* _Rows from a figure dataset_:

-----

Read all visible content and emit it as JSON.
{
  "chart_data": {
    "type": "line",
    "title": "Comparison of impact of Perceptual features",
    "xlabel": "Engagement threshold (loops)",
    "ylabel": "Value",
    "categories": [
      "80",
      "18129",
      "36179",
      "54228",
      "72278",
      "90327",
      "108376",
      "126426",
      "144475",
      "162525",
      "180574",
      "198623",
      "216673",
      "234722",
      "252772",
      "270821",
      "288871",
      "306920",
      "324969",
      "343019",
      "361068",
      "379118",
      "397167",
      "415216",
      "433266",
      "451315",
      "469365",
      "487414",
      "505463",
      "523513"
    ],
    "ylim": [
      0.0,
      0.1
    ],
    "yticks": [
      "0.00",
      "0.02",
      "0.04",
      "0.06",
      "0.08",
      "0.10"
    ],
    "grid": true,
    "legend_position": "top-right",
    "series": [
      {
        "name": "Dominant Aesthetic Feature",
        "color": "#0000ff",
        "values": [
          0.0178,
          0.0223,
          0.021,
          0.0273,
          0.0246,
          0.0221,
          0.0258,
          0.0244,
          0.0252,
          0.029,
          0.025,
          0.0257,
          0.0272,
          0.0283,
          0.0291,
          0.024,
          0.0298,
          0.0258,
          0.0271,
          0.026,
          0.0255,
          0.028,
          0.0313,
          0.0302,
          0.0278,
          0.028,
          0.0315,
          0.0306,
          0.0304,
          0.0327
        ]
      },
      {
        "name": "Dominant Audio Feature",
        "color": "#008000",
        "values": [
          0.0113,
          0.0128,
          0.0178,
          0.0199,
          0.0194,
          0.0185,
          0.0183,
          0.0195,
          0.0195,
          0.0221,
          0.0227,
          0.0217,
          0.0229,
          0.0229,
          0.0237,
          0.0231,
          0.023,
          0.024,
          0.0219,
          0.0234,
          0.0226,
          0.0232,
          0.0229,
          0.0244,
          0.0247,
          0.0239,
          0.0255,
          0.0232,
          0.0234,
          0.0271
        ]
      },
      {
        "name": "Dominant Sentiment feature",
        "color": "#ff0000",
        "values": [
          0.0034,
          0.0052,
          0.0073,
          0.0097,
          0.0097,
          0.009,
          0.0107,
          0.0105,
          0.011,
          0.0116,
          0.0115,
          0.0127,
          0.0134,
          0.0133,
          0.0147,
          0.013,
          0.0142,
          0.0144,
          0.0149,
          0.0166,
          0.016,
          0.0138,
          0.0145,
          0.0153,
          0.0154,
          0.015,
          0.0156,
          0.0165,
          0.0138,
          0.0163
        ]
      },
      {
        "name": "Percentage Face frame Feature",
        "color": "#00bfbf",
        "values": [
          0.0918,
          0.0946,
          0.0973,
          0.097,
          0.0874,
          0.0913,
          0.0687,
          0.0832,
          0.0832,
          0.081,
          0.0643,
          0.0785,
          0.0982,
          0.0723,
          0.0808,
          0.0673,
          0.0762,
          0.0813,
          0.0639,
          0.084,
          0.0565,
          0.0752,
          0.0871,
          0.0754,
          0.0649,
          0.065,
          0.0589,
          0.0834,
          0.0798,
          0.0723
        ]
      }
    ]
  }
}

-----

* _What the task requires_:
Note every line above where the string "name" shows up, and copy those lines.

* _Task answer_:
        "name": "Dominant Aesthetic Feature",
        "name": "Dominant Audio Feature",
        "name": "Dominant Sentiment feature",
        "name": "Percentage Face frame Feature",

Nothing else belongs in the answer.